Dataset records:
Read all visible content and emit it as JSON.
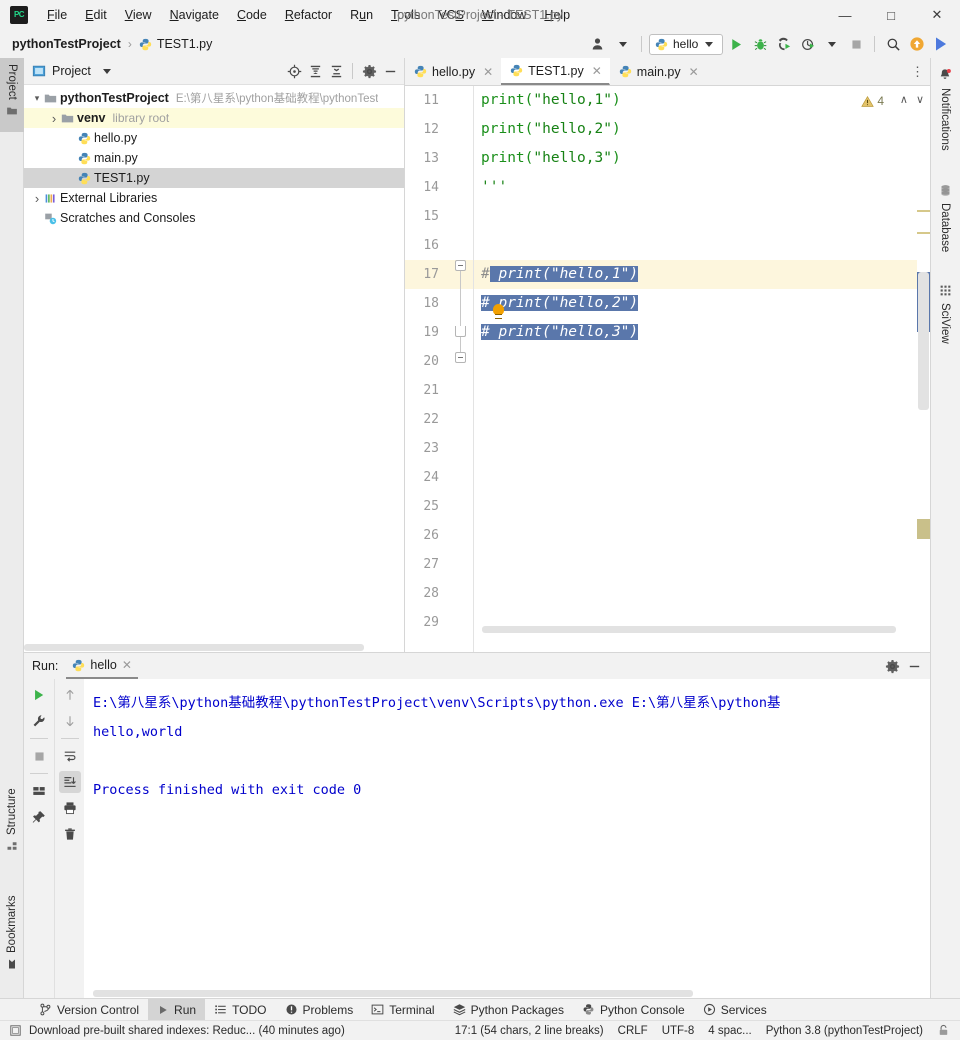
{
  "window": {
    "title": "pythonTestProject - TEST1.py",
    "minimize_label": "—",
    "maximize_label": "□",
    "close_label": "✕"
  },
  "menubar": {
    "logo": "PC",
    "items": [
      {
        "label": "File",
        "mnemonic": "F"
      },
      {
        "label": "Edit",
        "mnemonic": "E"
      },
      {
        "label": "View",
        "mnemonic": "V"
      },
      {
        "label": "Navigate",
        "mnemonic": "N"
      },
      {
        "label": "Code",
        "mnemonic": "C"
      },
      {
        "label": "Refactor",
        "mnemonic": "R"
      },
      {
        "label": "Run",
        "mnemonic": "u"
      },
      {
        "label": "Tools",
        "mnemonic": "T"
      },
      {
        "label": "VCS",
        "mnemonic": "S"
      },
      {
        "label": "Window",
        "mnemonic": "W"
      },
      {
        "label": "Help",
        "mnemonic": "H"
      }
    ]
  },
  "navbar": {
    "project": "pythonTestProject",
    "separator": "›",
    "file": "TEST1.py",
    "run_config": "hello",
    "icons": {
      "account": "account-icon",
      "run": "run-icon",
      "debug": "debug-icon",
      "run_coverage": "run-with-coverage-icon",
      "profile": "profile-icon",
      "stop": "stop-icon",
      "search": "search-icon",
      "update": "update-project-icon",
      "ide_assist": "ide-assistant-icon"
    }
  },
  "left_strip": {
    "tabs": [
      {
        "label": "Project",
        "active": true,
        "icon": "project-folder-icon"
      },
      {
        "label": "Structure",
        "active": false,
        "icon": "structure-icon"
      },
      {
        "label": "Bookmarks",
        "active": false,
        "icon": "bookmark-icon"
      }
    ]
  },
  "right_strip": {
    "tabs": [
      {
        "label": "Notifications",
        "icon": "bell-icon"
      },
      {
        "label": "Database",
        "icon": "database-icon"
      },
      {
        "label": "SciView",
        "icon": "sciview-grid-icon"
      }
    ]
  },
  "project_panel": {
    "title": "Project",
    "header_icons": [
      "locate-icon",
      "expand-all-icon",
      "collapse-all-icon",
      "settings-gear-icon",
      "hide-icon"
    ],
    "tree": [
      {
        "label": "pythonTestProject",
        "path": "E:\\第八星系\\python基础教程\\pythonTest",
        "bold": true,
        "twist": "▾",
        "icon": "folder-icon",
        "indent": 0,
        "state": "normal"
      },
      {
        "label": "venv",
        "sub": "library root",
        "bold": true,
        "twist": "›",
        "icon": "folder-icon",
        "indent": 1,
        "state": "highlight"
      },
      {
        "label": "hello.py",
        "twist": "",
        "icon": "python-file-icon",
        "indent": 2,
        "state": "normal"
      },
      {
        "label": "main.py",
        "twist": "",
        "icon": "python-file-icon",
        "indent": 2,
        "state": "normal"
      },
      {
        "label": "TEST1.py",
        "twist": "",
        "icon": "python-file-icon",
        "indent": 2,
        "state": "selected"
      },
      {
        "label": "External Libraries",
        "twist": "›",
        "icon": "library-icon",
        "indent": 0,
        "state": "normal"
      },
      {
        "label": "Scratches and Consoles",
        "twist": "",
        "icon": "scratches-icon",
        "indent": 0,
        "state": "normal"
      }
    ]
  },
  "editor": {
    "tabs": [
      {
        "label": "hello.py",
        "active": false,
        "icon": "python-file-icon"
      },
      {
        "label": "TEST1.py",
        "active": true,
        "icon": "python-file-icon"
      },
      {
        "label": "main.py",
        "active": false,
        "icon": "python-file-icon"
      }
    ],
    "more_label": "⋮",
    "warning_count": "4",
    "warning_icon": "warning-triangle-icon",
    "prev_label": "∧",
    "next_label": "∨",
    "first_line_number": 11,
    "lines": [
      {
        "num": 11,
        "segments": [
          {
            "text": "print(",
            "cls": "fn"
          },
          {
            "text": "\"hello,1\"",
            "cls": "str"
          },
          {
            "text": ")",
            "cls": "fn"
          }
        ]
      },
      {
        "num": 12,
        "segments": [
          {
            "text": "print(",
            "cls": "fn"
          },
          {
            "text": "\"hello,2\"",
            "cls": "str"
          },
          {
            "text": ")",
            "cls": "fn"
          }
        ]
      },
      {
        "num": 13,
        "segments": [
          {
            "text": "print(",
            "cls": "fn"
          },
          {
            "text": "\"hello,3\"",
            "cls": "str"
          },
          {
            "text": ")",
            "cls": "fn"
          }
        ]
      },
      {
        "num": 14,
        "segments": [
          {
            "text": "'''",
            "cls": "str"
          }
        ]
      },
      {
        "num": 15,
        "segments": []
      },
      {
        "num": 16,
        "segments": []
      },
      {
        "num": 17,
        "segments": [
          {
            "text": "#",
            "cls": "cmt"
          },
          {
            "text": " print(\"hello,1\")",
            "cls": "cmt-sel"
          }
        ],
        "current": true,
        "selected_from": 1
      },
      {
        "num": 18,
        "segments": [
          {
            "text": "# print(\"hello,2\")",
            "cls": "cmt-sel"
          }
        ],
        "selected_from": 0
      },
      {
        "num": 19,
        "segments": [
          {
            "text": "# print(\"hello,3\")",
            "cls": "cmt-sel"
          }
        ],
        "selected_from": 0
      },
      {
        "num": 20,
        "segments": []
      },
      {
        "num": 21,
        "segments": []
      },
      {
        "num": 22,
        "segments": []
      },
      {
        "num": 23,
        "segments": []
      },
      {
        "num": 24,
        "segments": []
      },
      {
        "num": 25,
        "segments": []
      },
      {
        "num": 26,
        "segments": []
      },
      {
        "num": 27,
        "segments": []
      },
      {
        "num": 28,
        "segments": []
      },
      {
        "num": 29,
        "segments": []
      }
    ],
    "selection_color": "#5a77ab",
    "current_line_color": "#fdf6dd",
    "bulb_icon": "intention-bulb-icon"
  },
  "run_panel": {
    "label": "Run:",
    "tab_label": "hello",
    "tab_icon": "python-file-icon",
    "header_icons": [
      "settings-gear-icon",
      "hide-icon"
    ],
    "tools_col1": [
      "rerun-icon",
      "wrench-icon",
      "stop-icon",
      "layout-icon",
      "pin-icon"
    ],
    "tools_col2": [
      "up-arrow-icon",
      "down-arrow-icon",
      "soft-wrap-icon",
      "scroll-to-end-icon",
      "print-icon",
      "trash-icon"
    ],
    "console_lines": [
      "E:\\第八星系\\python基础教程\\pythonTestProject\\venv\\Scripts\\python.exe E:\\第八星系\\python基",
      "hello,world",
      "",
      "Process finished with exit code 0"
    ],
    "console_color": "#0000cc"
  },
  "toolwindow_bar": {
    "items": [
      {
        "label": "Version Control",
        "icon": "branch-icon",
        "active": false
      },
      {
        "label": "Run",
        "icon": "run-icon",
        "active": true
      },
      {
        "label": "TODO",
        "icon": "todo-list-icon",
        "active": false
      },
      {
        "label": "Problems",
        "icon": "problems-icon",
        "active": false
      },
      {
        "label": "Terminal",
        "icon": "terminal-icon",
        "active": false
      },
      {
        "label": "Python Packages",
        "icon": "packages-icon",
        "active": false
      },
      {
        "label": "Python Console",
        "icon": "python-console-icon",
        "active": false
      },
      {
        "label": "Services",
        "icon": "services-icon",
        "active": false
      }
    ]
  },
  "statusbar": {
    "message": "Download pre-built shared indexes: Reduc... (40 minutes ago)",
    "message_icon": "inspection-widget-icon",
    "caret": "17:1 (54 chars, 2 line breaks)",
    "line_separator": "CRLF",
    "encoding": "UTF-8",
    "indent": "4 spac...",
    "interpreter": "Python 3.8 (pythonTestProject)",
    "lock_icon": "lock-icon"
  }
}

THE EXERCISE: Repeat each entry exactly as it appears; skip any picture.

PROBLEM SOLUTION:
Read all visible content and emit it as JSON.
{
  "window": {
    "title": "pythonTestProject - TEST1.py",
    "minimize_label": "—",
    "maximize_label": "□",
    "close_label": "✕"
  },
  "menubar": {
    "logo": "PC",
    "items": [
      {
        "label": "File",
        "mnemonic": "F"
      },
      {
        "label": "Edit",
        "mnemonic": "E"
      },
      {
        "label": "View",
        "mnemonic": "V"
      },
      {
        "label": "Navigate",
        "mnemonic": "N"
      },
      {
        "label": "Code",
        "mnemonic": "C"
      },
      {
        "label": "Refactor",
        "mnemonic": "R"
      },
      {
        "label": "Run",
        "mnemonic": "u"
      },
      {
        "label": "Tools",
        "mnemonic": "T"
      },
      {
        "label": "VCS",
        "mnemonic": "S"
      },
      {
        "label": "Window",
        "mnemonic": "W"
      },
      {
        "label": "Help",
        "mnemonic": "H"
      }
    ]
  },
  "navbar": {
    "project": "pythonTestProject",
    "separator": "›",
    "file": "TEST1.py",
    "run_config": "hello",
    "icons": {
      "account": "account-icon",
      "run": "run-icon",
      "debug": "debug-icon",
      "run_coverage": "run-with-coverage-icon",
      "profile": "profile-icon",
      "stop": "stop-icon",
      "search": "search-icon",
      "update": "update-project-icon",
      "ide_assist": "ide-assistant-icon"
    }
  },
  "left_strip": {
    "tabs": [
      {
        "label": "Project",
        "active": true,
        "icon": "project-folder-icon"
      },
      {
        "label": "Structure",
        "active": false,
        "icon": "structure-icon"
      },
      {
        "label": "Bookmarks",
        "active": false,
        "icon": "bookmark-icon"
      }
    ]
  },
  "right_strip": {
    "tabs": [
      {
        "label": "Notifications",
        "icon": "bell-icon"
      },
      {
        "label": "Database",
        "icon": "database-icon"
      },
      {
        "label": "SciView",
        "icon": "sciview-grid-icon"
      }
    ]
  },
  "project_panel": {
    "title": "Project",
    "header_icons": [
      "locate-icon",
      "expand-all-icon",
      "collapse-all-icon",
      "settings-gear-icon",
      "hide-icon"
    ],
    "tree": [
      {
        "label": "pythonTestProject",
        "path": "E:\\第八星系\\python基础教程\\pythonTest",
        "bold": true,
        "twist": "▾",
        "icon": "folder-icon",
        "indent": 0,
        "state": "normal"
      },
      {
        "label": "venv",
        "sub": "library root",
        "bold": true,
        "twist": "›",
        "icon": "folder-icon",
        "indent": 1,
        "state": "highlight"
      },
      {
        "label": "hello.py",
        "twist": "",
        "icon": "python-file-icon",
        "indent": 2,
        "state": "normal"
      },
      {
        "label": "main.py",
        "twist": "",
        "icon": "python-file-icon",
        "indent": 2,
        "state": "normal"
      },
      {
        "label": "TEST1.py",
        "twist": "",
        "icon": "python-file-icon",
        "indent": 2,
        "state": "selected"
      },
      {
        "label": "External Libraries",
        "twist": "›",
        "icon": "library-icon",
        "indent": 0,
        "state": "normal"
      },
      {
        "label": "Scratches and Consoles",
        "twist": "",
        "icon": "scratches-icon",
        "indent": 0,
        "state": "normal"
      }
    ]
  },
  "editor": {
    "tabs": [
      {
        "label": "hello.py",
        "active": false,
        "icon": "python-file-icon"
      },
      {
        "label": "TEST1.py",
        "active": true,
        "icon": "python-file-icon"
      },
      {
        "label": "main.py",
        "active": false,
        "icon": "python-file-icon"
      }
    ],
    "more_label": "⋮",
    "warning_count": "4",
    "warning_icon": "warning-triangle-icon",
    "prev_label": "∧",
    "next_label": "∨",
    "first_line_number": 11,
    "lines": [
      {
        "num": 11,
        "segments": [
          {
            "text": "print(",
            "cls": "fn"
          },
          {
            "text": "\"hello,1\"",
            "cls": "str"
          },
          {
            "text": ")",
            "cls": "fn"
          }
        ]
      },
      {
        "num": 12,
        "segments": [
          {
            "text": "print(",
            "cls": "fn"
          },
          {
            "text": "\"hello,2\"",
            "cls": "str"
          },
          {
            "text": ")",
            "cls": "fn"
          }
        ]
      },
      {
        "num": 13,
        "segments": [
          {
            "text": "print(",
            "cls": "fn"
          },
          {
            "text": "\"hello,3\"",
            "cls": "str"
          },
          {
            "text": ")",
            "cls": "fn"
          }
        ]
      },
      {
        "num": 14,
        "segments": [
          {
            "text": "'''",
            "cls": "str"
          }
        ]
      },
      {
        "num": 15,
        "segments": []
      },
      {
        "num": 16,
        "segments": []
      },
      {
        "num": 17,
        "segments": [
          {
            "text": "#",
            "cls": "cmt"
          },
          {
            "text": " print(\"hello,1\")",
            "cls": "cmt-sel"
          }
        ],
        "current": true,
        "selected_from": 1
      },
      {
        "num": 18,
        "segments": [
          {
            "text": "# print(\"hello,2\")",
            "cls": "cmt-sel"
          }
        ],
        "selected_from": 0
      },
      {
        "num": 19,
        "segments": [
          {
            "text": "# print(\"hello,3\")",
            "cls": "cmt-sel"
          }
        ],
        "selected_from": 0
      },
      {
        "num": 20,
        "segments": []
      },
      {
        "num": 21,
        "segments": []
      },
      {
        "num": 22,
        "segments": []
      },
      {
        "num": 23,
        "segments": []
      },
      {
        "num": 24,
        "segments": []
      },
      {
        "num": 25,
        "segments": []
      },
      {
        "num": 26,
        "segments": []
      },
      {
        "num": 27,
        "segments": []
      },
      {
        "num": 28,
        "segments": []
      },
      {
        "num": 29,
        "segments": []
      }
    ],
    "selection_color": "#5a77ab",
    "current_line_color": "#fdf6dd",
    "bulb_icon": "intention-bulb-icon"
  },
  "run_panel": {
    "label": "Run:",
    "tab_label": "hello",
    "tab_icon": "python-file-icon",
    "header_icons": [
      "settings-gear-icon",
      "hide-icon"
    ],
    "tools_col1": [
      "rerun-icon",
      "wrench-icon",
      "stop-icon",
      "layout-icon",
      "pin-icon"
    ],
    "tools_col2": [
      "up-arrow-icon",
      "down-arrow-icon",
      "soft-wrap-icon",
      "scroll-to-end-icon",
      "print-icon",
      "trash-icon"
    ],
    "console_lines": [
      "E:\\第八星系\\python基础教程\\pythonTestProject\\venv\\Scripts\\python.exe E:\\第八星系\\python基",
      "hello,world",
      "",
      "Process finished with exit code 0"
    ],
    "console_color": "#0000cc"
  },
  "toolwindow_bar": {
    "items": [
      {
        "label": "Version Control",
        "icon": "branch-icon",
        "active": false
      },
      {
        "label": "Run",
        "icon": "run-icon",
        "active": true
      },
      {
        "label": "TODO",
        "icon": "todo-list-icon",
        "active": false
      },
      {
        "label": "Problems",
        "icon": "problems-icon",
        "active": false
      },
      {
        "label": "Terminal",
        "icon": "terminal-icon",
        "active": false
      },
      {
        "label": "Python Packages",
        "icon": "packages-icon",
        "active": false
      },
      {
        "label": "Python Console",
        "icon": "python-console-icon",
        "active": false
      },
      {
        "label": "Services",
        "icon": "services-icon",
        "active": false
      }
    ]
  },
  "statusbar": {
    "message": "Download pre-built shared indexes: Reduc... (40 minutes ago)",
    "message_icon": "inspection-widget-icon",
    "caret": "17:1 (54 chars, 2 line breaks)",
    "line_separator": "CRLF",
    "encoding": "UTF-8",
    "indent": "4 spac...",
    "interpreter": "Python 3.8 (pythonTestProject)",
    "lock_icon": "lock-icon"
  }
}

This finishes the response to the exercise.